### [Stated task]
Transcribe everything in the data word for word. Pictures are left out.

### [Input for this task]
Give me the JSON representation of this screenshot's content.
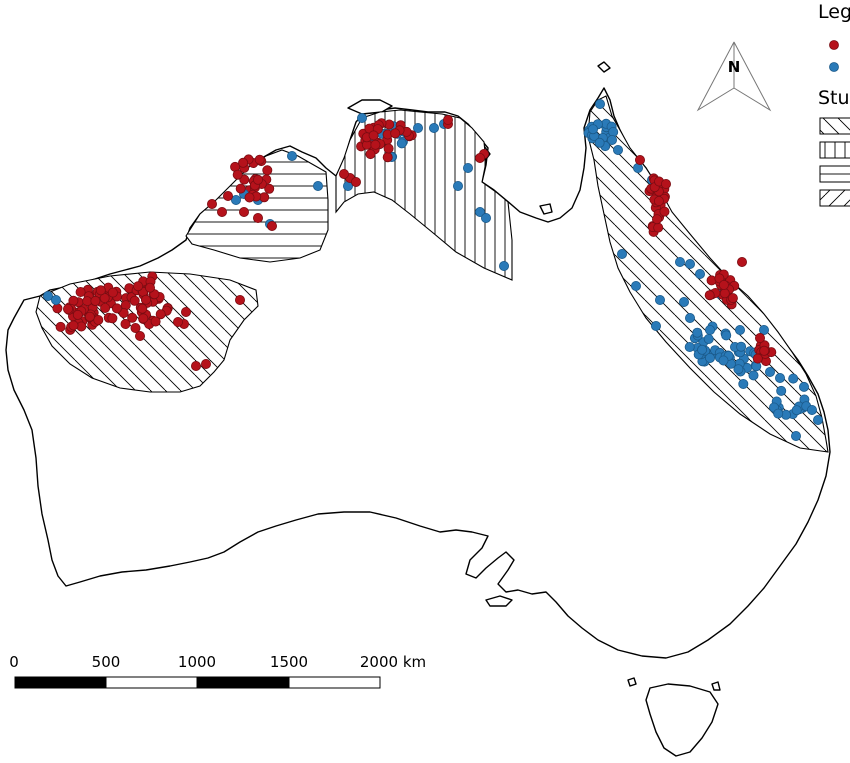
{
  "legend": {
    "title": "Leg",
    "section_title": "Stu",
    "point_colors": [
      "#b5121b",
      "#2a7ab8"
    ],
    "pattern_order": [
      "diag-down",
      "vertical",
      "horizontal",
      "diag-up"
    ]
  },
  "north_arrow": {
    "label": "N"
  },
  "scale_bar": {
    "labels": [
      "0",
      "500",
      "1000",
      "1500",
      "2000 km"
    ]
  },
  "colors": {
    "red": "#b5121b",
    "blue": "#2a7ab8",
    "red_stroke": "#7a0c12",
    "blue_stroke": "#1b5a8a"
  },
  "icons": {
    "north_arrow": "north-arrow-icon"
  }
}
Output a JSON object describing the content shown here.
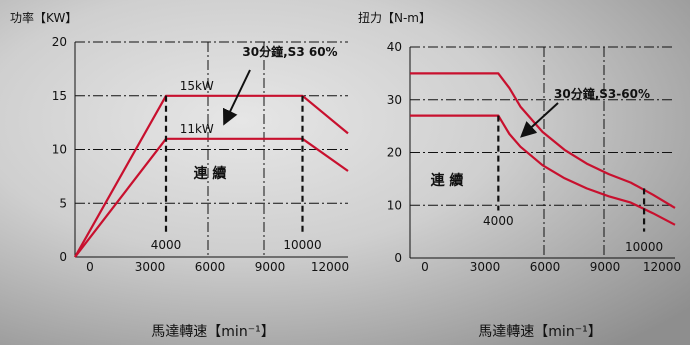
{
  "chart_data": [
    {
      "type": "line",
      "ylabel": "功率【KW】",
      "xlabel": "馬達轉速【min⁻¹】",
      "xlim": [
        0,
        12000
      ],
      "ylim": [
        0,
        20
      ],
      "x_ticks": [
        "0",
        "3000",
        "6000",
        "9000",
        "12000"
      ],
      "y_ticks": [
        "0",
        "5",
        "10",
        "15",
        "20"
      ],
      "grid": "dashed",
      "series": [
        {
          "name": "30分鐘,S3 60%",
          "x": [
            0,
            4000,
            10000,
            12000
          ],
          "y": [
            0,
            15,
            15,
            11.5
          ]
        },
        {
          "name": "連續",
          "x": [
            0,
            4000,
            10000,
            12000
          ],
          "y": [
            0,
            11,
            11,
            8
          ]
        }
      ],
      "annotations": [
        {
          "text": "15kW",
          "x": 5000,
          "y": 15
        },
        {
          "text": "11kW",
          "x": 5000,
          "y": 11
        },
        {
          "text": "4000",
          "x": 4000,
          "y": 0
        },
        {
          "text": "10000",
          "x": 10000,
          "y": 0
        }
      ],
      "callout": "30分鐘,S3 60%",
      "region_label": "連 續"
    },
    {
      "type": "line",
      "ylabel": "扭力【N-m】",
      "xlabel": "馬達轉速【min⁻¹】",
      "xlim": [
        0,
        12000
      ],
      "ylim": [
        0,
        40
      ],
      "x_ticks": [
        "0",
        "3000",
        "6000",
        "9000",
        "12000"
      ],
      "y_ticks": [
        "0",
        "10",
        "20",
        "30",
        "40"
      ],
      "grid": "dashed",
      "series": [
        {
          "name": "30分鐘,S3-60%",
          "x": [
            0,
            4000,
            4500,
            5000,
            6000,
            7000,
            8000,
            9000,
            10000,
            11000,
            12000
          ],
          "y": [
            35,
            35,
            32.2,
            28.7,
            23.9,
            20.5,
            17.9,
            15.9,
            14.3,
            12,
            9.5
          ]
        },
        {
          "name": "連續",
          "x": [
            0,
            4000,
            4500,
            5000,
            6000,
            7000,
            8000,
            9000,
            10000,
            11000,
            12000
          ],
          "y": [
            27,
            27,
            23.5,
            21.1,
            17.6,
            15.1,
            13.2,
            11.7,
            10.5,
            8.5,
            6.3
          ]
        }
      ],
      "annotations": [
        {
          "text": "4000",
          "x": 4000,
          "y": 8
        },
        {
          "text": "10000",
          "x": 10600,
          "y": 3
        }
      ],
      "callout": "30分鐘,S3-60%",
      "region_label": "連 續"
    }
  ]
}
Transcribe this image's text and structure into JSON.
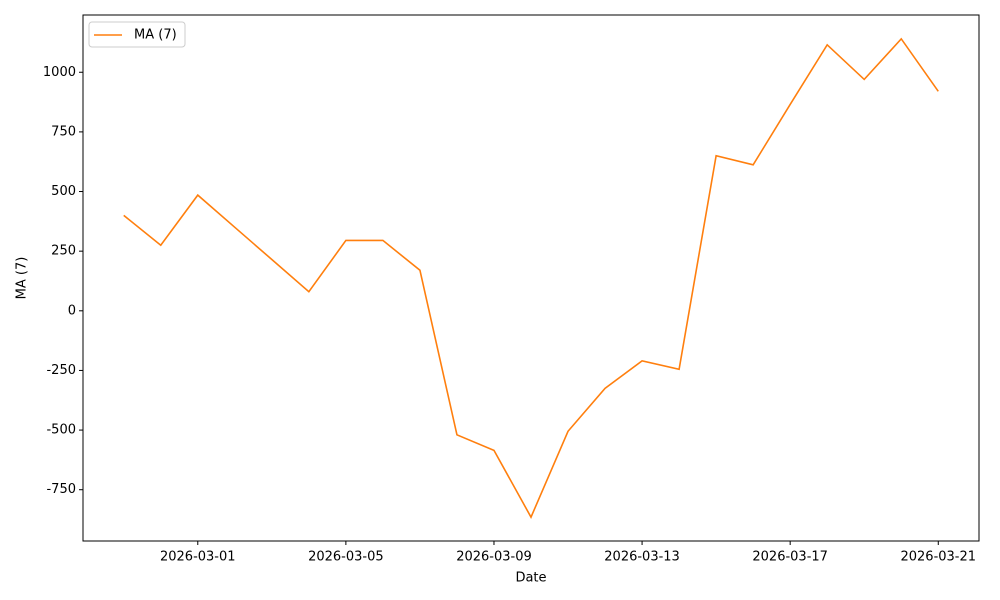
{
  "chart_data": {
    "type": "line",
    "x": [
      "2026-02-27",
      "2026-02-28",
      "2026-03-01",
      "2026-03-02",
      "2026-03-03",
      "2026-03-04",
      "2026-03-05",
      "2026-03-06",
      "2026-03-07",
      "2026-03-08",
      "2026-03-09",
      "2026-03-10",
      "2026-03-11",
      "2026-03-12",
      "2026-03-13",
      "2026-03-14",
      "2026-03-15",
      "2026-03-16",
      "2026-03-17",
      "2026-03-18",
      "2026-03-19",
      "2026-03-20",
      "2026-03-21"
    ],
    "series": [
      {
        "name": "MA (7)",
        "color": "#ff7f0e",
        "values": [
          400,
          275,
          485,
          350,
          215,
          80,
          295,
          295,
          170,
          -520,
          -585,
          -865,
          -505,
          -325,
          -210,
          -245,
          650,
          612,
          865,
          1115,
          970,
          1140,
          920
        ]
      }
    ],
    "xlabel": "Date",
    "ylabel": "MA (7)",
    "xlim": [
      "2026-02-25T21:36Z",
      "2026-03-22T02:24Z"
    ],
    "xticks": [
      "2026-03-01",
      "2026-03-05",
      "2026-03-09",
      "2026-03-13",
      "2026-03-17",
      "2026-03-21"
    ],
    "ylim": [
      -965,
      1240
    ],
    "yticks": [
      -750,
      -500,
      -250,
      0,
      250,
      500,
      750,
      1000
    ],
    "legend": "upper left",
    "grid": false
  }
}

### [Written solution]
Give me the JSON representation of this screenshot's content.
{
  "legend": {
    "title": "Leg",
    "section_title": "Stu",
    "point_colors": [
      "#b5121b",
      "#2a7ab8"
    ],
    "pattern_order": [
      "diag-down",
      "vertical",
      "horizontal",
      "diag-up"
    ]
  },
  "north_arrow": {
    "label": "N"
  },
  "scale_bar": {
    "labels": [
      "0",
      "500",
      "1000",
      "1500",
      "2000 km"
    ]
  },
  "colors": {
    "red": "#b5121b",
    "blue": "#2a7ab8",
    "red_stroke": "#7a0c12",
    "blue_stroke": "#1b5a8a"
  },
  "icons": {
    "north_arrow": "north-arrow-icon"
  }
}
Output a JSON object describing the content shown here.
{
  "chart_data": [
    {
      "type": "line",
      "ylabel": "功率【KW】",
      "xlabel": "馬達轉速【min⁻¹】",
      "xlim": [
        0,
        12000
      ],
      "ylim": [
        0,
        20
      ],
      "x_ticks": [
        "0",
        "3000",
        "6000",
        "9000",
        "12000"
      ],
      "y_ticks": [
        "0",
        "5",
        "10",
        "15",
        "20"
      ],
      "grid": "dashed",
      "series": [
        {
          "name": "30分鐘,S3 60%",
          "x": [
            0,
            4000,
            10000,
            12000
          ],
          "y": [
            0,
            15,
            15,
            11.5
          ]
        },
        {
          "name": "連續",
          "x": [
            0,
            4000,
            10000,
            12000
          ],
          "y": [
            0,
            11,
            11,
            8
          ]
        }
      ],
      "annotations": [
        {
          "text": "15kW",
          "x": 5000,
          "y": 15
        },
        {
          "text": "11kW",
          "x": 5000,
          "y": 11
        },
        {
          "text": "4000",
          "x": 4000,
          "y": 0
        },
        {
          "text": "10000",
          "x": 10000,
          "y": 0
        }
      ],
      "callout": "30分鐘,S3 60%",
      "region_label": "連 續"
    },
    {
      "type": "line",
      "ylabel": "扭力【N-m】",
      "xlabel": "馬達轉速【min⁻¹】",
      "xlim": [
        0,
        12000
      ],
      "ylim": [
        0,
        40
      ],
      "x_ticks": [
        "0",
        "3000",
        "6000",
        "9000",
        "12000"
      ],
      "y_ticks": [
        "0",
        "10",
        "20",
        "30",
        "40"
      ],
      "grid": "dashed",
      "series": [
        {
          "name": "30分鐘,S3-60%",
          "x": [
            0,
            4000,
            4500,
            5000,
            6000,
            7000,
            8000,
            9000,
            10000,
            11000,
            12000
          ],
          "y": [
            35,
            35,
            32.2,
            28.7,
            23.9,
            20.5,
            17.9,
            15.9,
            14.3,
            12,
            9.5
          ]
        },
        {
          "name": "連續",
          "x": [
            0,
            4000,
            4500,
            5000,
            6000,
            7000,
            8000,
            9000,
            10000,
            11000,
            12000
          ],
          "y": [
            27,
            27,
            23.5,
            21.1,
            17.6,
            15.1,
            13.2,
            11.7,
            10.5,
            8.5,
            6.3
          ]
        }
      ],
      "annotations": [
        {
          "text": "4000",
          "x": 4000,
          "y": 8
        },
        {
          "text": "10000",
          "x": 10600,
          "y": 3
        }
      ],
      "callout": "30分鐘,S3-60%",
      "region_label": "連 續"
    }
  ]
}
Transcribe this image's text and structure into JSON.
{
  "chart_data": {
    "type": "line",
    "x": [
      "2026-02-27",
      "2026-02-28",
      "2026-03-01",
      "2026-03-02",
      "2026-03-03",
      "2026-03-04",
      "2026-03-05",
      "2026-03-06",
      "2026-03-07",
      "2026-03-08",
      "2026-03-09",
      "2026-03-10",
      "2026-03-11",
      "2026-03-12",
      "2026-03-13",
      "2026-03-14",
      "2026-03-15",
      "2026-03-16",
      "2026-03-17",
      "2026-03-18",
      "2026-03-19",
      "2026-03-20",
      "2026-03-21"
    ],
    "series": [
      {
        "name": "MA (7)",
        "color": "#ff7f0e",
        "values": [
          400,
          275,
          485,
          350,
          215,
          80,
          295,
          295,
          170,
          -520,
          -585,
          -865,
          -505,
          -325,
          -210,
          -245,
          650,
          612,
          865,
          1115,
          970,
          1140,
          920
        ]
      }
    ],
    "xlabel": "Date",
    "ylabel": "MA (7)",
    "xlim": [
      "2026-02-25T21:36Z",
      "2026-03-22T02:24Z"
    ],
    "xticks": [
      "2026-03-01",
      "2026-03-05",
      "2026-03-09",
      "2026-03-13",
      "2026-03-17",
      "2026-03-21"
    ],
    "ylim": [
      -965,
      1240
    ],
    "yticks": [
      -750,
      -500,
      -250,
      0,
      250,
      500,
      750,
      1000
    ],
    "legend": "upper left",
    "grid": false
  }
}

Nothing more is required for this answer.